- [Data records]:
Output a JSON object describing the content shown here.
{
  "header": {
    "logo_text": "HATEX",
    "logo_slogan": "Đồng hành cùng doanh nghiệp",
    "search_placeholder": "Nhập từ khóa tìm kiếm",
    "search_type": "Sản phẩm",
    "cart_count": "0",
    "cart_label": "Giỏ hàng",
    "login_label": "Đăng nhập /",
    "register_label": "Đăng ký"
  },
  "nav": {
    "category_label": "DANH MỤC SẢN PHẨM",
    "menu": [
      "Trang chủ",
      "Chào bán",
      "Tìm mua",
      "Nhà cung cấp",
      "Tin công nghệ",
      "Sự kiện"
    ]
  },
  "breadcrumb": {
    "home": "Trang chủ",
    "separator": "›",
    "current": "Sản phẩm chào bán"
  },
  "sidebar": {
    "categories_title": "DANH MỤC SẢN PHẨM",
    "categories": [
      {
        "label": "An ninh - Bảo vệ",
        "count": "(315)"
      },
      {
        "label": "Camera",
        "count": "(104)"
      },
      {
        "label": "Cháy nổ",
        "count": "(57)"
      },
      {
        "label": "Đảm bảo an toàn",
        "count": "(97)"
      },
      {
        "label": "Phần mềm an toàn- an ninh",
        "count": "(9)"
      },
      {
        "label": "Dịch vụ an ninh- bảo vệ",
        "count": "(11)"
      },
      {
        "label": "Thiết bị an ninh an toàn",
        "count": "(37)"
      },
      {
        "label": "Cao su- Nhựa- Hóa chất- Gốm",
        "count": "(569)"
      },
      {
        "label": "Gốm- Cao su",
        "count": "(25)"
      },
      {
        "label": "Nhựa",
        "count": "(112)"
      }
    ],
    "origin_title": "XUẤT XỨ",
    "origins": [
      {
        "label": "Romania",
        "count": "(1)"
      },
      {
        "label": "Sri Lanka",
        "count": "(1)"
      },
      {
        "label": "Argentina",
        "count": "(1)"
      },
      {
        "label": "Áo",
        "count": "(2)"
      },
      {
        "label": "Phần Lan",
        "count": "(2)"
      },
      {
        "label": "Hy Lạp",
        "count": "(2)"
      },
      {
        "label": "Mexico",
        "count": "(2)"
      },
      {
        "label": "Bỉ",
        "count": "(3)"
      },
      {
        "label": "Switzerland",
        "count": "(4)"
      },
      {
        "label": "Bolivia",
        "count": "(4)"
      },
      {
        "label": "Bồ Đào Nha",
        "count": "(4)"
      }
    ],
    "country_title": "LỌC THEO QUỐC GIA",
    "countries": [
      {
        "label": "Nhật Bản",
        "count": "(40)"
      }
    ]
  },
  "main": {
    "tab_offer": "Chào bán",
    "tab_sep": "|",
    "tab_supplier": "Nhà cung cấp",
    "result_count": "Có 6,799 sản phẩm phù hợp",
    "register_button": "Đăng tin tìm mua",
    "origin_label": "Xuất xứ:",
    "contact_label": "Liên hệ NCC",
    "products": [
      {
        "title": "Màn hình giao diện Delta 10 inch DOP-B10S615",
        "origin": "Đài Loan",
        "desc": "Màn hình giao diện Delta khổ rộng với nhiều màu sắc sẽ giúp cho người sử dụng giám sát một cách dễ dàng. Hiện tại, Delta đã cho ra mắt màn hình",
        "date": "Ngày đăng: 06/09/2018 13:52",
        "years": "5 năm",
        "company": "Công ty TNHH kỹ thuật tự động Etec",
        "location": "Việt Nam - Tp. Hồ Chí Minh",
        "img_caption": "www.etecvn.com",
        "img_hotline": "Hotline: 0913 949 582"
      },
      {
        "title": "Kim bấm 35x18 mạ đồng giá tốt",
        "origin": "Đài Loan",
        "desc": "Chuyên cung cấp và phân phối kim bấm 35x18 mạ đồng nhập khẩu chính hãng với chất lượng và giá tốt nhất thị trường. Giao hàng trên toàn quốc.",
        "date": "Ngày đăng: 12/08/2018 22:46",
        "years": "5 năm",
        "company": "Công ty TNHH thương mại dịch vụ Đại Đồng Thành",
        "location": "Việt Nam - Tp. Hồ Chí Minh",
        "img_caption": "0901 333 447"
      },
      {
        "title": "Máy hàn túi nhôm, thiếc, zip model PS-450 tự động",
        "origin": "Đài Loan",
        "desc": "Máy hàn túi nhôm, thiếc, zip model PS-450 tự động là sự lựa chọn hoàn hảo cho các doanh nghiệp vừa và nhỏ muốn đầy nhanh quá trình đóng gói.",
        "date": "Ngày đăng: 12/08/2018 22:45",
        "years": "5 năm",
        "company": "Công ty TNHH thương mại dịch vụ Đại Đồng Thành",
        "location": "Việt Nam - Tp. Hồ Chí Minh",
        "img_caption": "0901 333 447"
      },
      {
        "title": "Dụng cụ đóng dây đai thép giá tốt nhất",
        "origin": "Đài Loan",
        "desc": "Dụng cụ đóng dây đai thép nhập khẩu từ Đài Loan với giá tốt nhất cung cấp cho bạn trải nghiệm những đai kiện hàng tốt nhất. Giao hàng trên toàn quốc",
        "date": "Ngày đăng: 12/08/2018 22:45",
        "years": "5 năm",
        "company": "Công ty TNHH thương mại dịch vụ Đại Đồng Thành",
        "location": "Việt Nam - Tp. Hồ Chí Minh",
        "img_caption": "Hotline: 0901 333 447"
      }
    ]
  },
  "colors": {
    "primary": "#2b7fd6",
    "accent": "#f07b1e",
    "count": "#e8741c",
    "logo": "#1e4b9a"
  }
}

- [Task directions]:
Set down the listing above in full, please, exactly as it appears.

- [The answer]:
Output a JSON object describing the content shown here.
{
  "header": {
    "logo_text": "HATEX",
    "logo_slogan": "Đồng hành cùng doanh nghiệp",
    "search_placeholder": "Nhập từ khóa tìm kiếm",
    "search_type": "Sản phẩm",
    "cart_count": "0",
    "cart_label": "Giỏ hàng",
    "login_label": "Đăng nhập /",
    "register_label": "Đăng ký"
  },
  "nav": {
    "category_label": "DANH MỤC SẢN PHẨM",
    "menu": [
      "Trang chủ",
      "Chào bán",
      "Tìm mua",
      "Nhà cung cấp",
      "Tin công nghệ",
      "Sự kiện"
    ]
  },
  "breadcrumb": {
    "home": "Trang chủ",
    "separator": "›",
    "current": "Sản phẩm chào bán"
  },
  "sidebar": {
    "categories_title": "DANH MỤC SẢN PHẨM",
    "categories": [
      {
        "label": "An ninh - Bảo vệ",
        "count": "(315)"
      },
      {
        "label": "Camera",
        "count": "(104)"
      },
      {
        "label": "Cháy nổ",
        "count": "(57)"
      },
      {
        "label": "Đảm bảo an toàn",
        "count": "(97)"
      },
      {
        "label": "Phần mềm an toàn- an ninh",
        "count": "(9)"
      },
      {
        "label": "Dịch vụ an ninh- bảo vệ",
        "count": "(11)"
      },
      {
        "label": "Thiết bị an ninh an toàn",
        "count": "(37)"
      },
      {
        "label": "Cao su- Nhựa- Hóa chất- Gốm",
        "count": "(569)"
      },
      {
        "label": "Gốm- Cao su",
        "count": "(25)"
      },
      {
        "label": "Nhựa",
        "count": "(112)"
      }
    ],
    "origin_title": "XUẤT XỨ",
    "origins": [
      {
        "label": "Romania",
        "count": "(1)"
      },
      {
        "label": "Sri Lanka",
        "count": "(1)"
      },
      {
        "label": "Argentina",
        "count": "(1)"
      },
      {
        "label": "Áo",
        "count": "(2)"
      },
      {
        "label": "Phần Lan",
        "count": "(2)"
      },
      {
        "label": "Hy Lạp",
        "count": "(2)"
      },
      {
        "label": "Mexico",
        "count": "(2)"
      },
      {
        "label": "Bỉ",
        "count": "(3)"
      },
      {
        "label": "Switzerland",
        "count": "(4)"
      },
      {
        "label": "Bolivia",
        "count": "(4)"
      },
      {
        "label": "Bồ Đào Nha",
        "count": "(4)"
      }
    ],
    "country_title": "LỌC THEO QUỐC GIA",
    "countries": [
      {
        "label": "Nhật Bản",
        "count": "(40)"
      }
    ]
  },
  "main": {
    "tab_offer": "Chào bán",
    "tab_sep": "|",
    "tab_supplier": "Nhà cung cấp",
    "result_count": "Có 6,799 sản phẩm phù hợp",
    "register_button": "Đăng tin tìm mua",
    "origin_label": "Xuất xứ:",
    "contact_label": "Liên hệ NCC",
    "products": [
      {
        "title": "Màn hình giao diện Delta 10 inch DOP-B10S615",
        "origin": "Đài Loan",
        "desc": "Màn hình giao diện Delta khổ rộng với nhiều màu sắc sẽ giúp cho người sử dụng giám sát một cách dễ dàng. Hiện tại, Delta đã cho ra mắt màn hình",
        "date": "Ngày đăng: 06/09/2018 13:52",
        "years": "5 năm",
        "company": "Công ty TNHH kỹ thuật tự động Etec",
        "location": "Việt Nam - Tp. Hồ Chí Minh",
        "img_caption": "www.etecvn.com",
        "img_hotline": "Hotline: 0913 949 582"
      },
      {
        "title": "Kim bấm 35x18 mạ đồng giá tốt",
        "origin": "Đài Loan",
        "desc": "Chuyên cung cấp và phân phối kim bấm 35x18 mạ đồng nhập khẩu chính hãng với chất lượng và giá tốt nhất thị trường. Giao hàng trên toàn quốc.",
        "date": "Ngày đăng: 12/08/2018 22:46",
        "years": "5 năm",
        "company": "Công ty TNHH thương mại dịch vụ Đại Đồng Thành",
        "location": "Việt Nam - Tp. Hồ Chí Minh",
        "img_caption": "0901 333 447"
      },
      {
        "title": "Máy hàn túi nhôm, thiếc, zip model PS-450 tự động",
        "origin": "Đài Loan",
        "desc": "Máy hàn túi nhôm, thiếc, zip model PS-450 tự động là sự lựa chọn hoàn hảo cho các doanh nghiệp vừa và nhỏ muốn đầy nhanh quá trình đóng gói.",
        "date": "Ngày đăng: 12/08/2018 22:45",
        "years": "5 năm",
        "company": "Công ty TNHH thương mại dịch vụ Đại Đồng Thành",
        "location": "Việt Nam - Tp. Hồ Chí Minh",
        "img_caption": "0901 333 447"
      },
      {
        "title": "Dụng cụ đóng dây đai thép giá tốt nhất",
        "origin": "Đài Loan",
        "desc": "Dụng cụ đóng dây đai thép nhập khẩu từ Đài Loan với giá tốt nhất cung cấp cho bạn trải nghiệm những đai kiện hàng tốt nhất. Giao hàng trên toàn quốc",
        "date": "Ngày đăng: 12/08/2018 22:45",
        "years": "5 năm",
        "company": "Công ty TNHH thương mại dịch vụ Đại Đồng Thành",
        "location": "Việt Nam - Tp. Hồ Chí Minh",
        "img_caption": "Hotline: 0901 333 447"
      }
    ]
  },
  "colors": {
    "primary": "#2b7fd6",
    "accent": "#f07b1e",
    "count": "#e8741c",
    "logo": "#1e4b9a"
  }
}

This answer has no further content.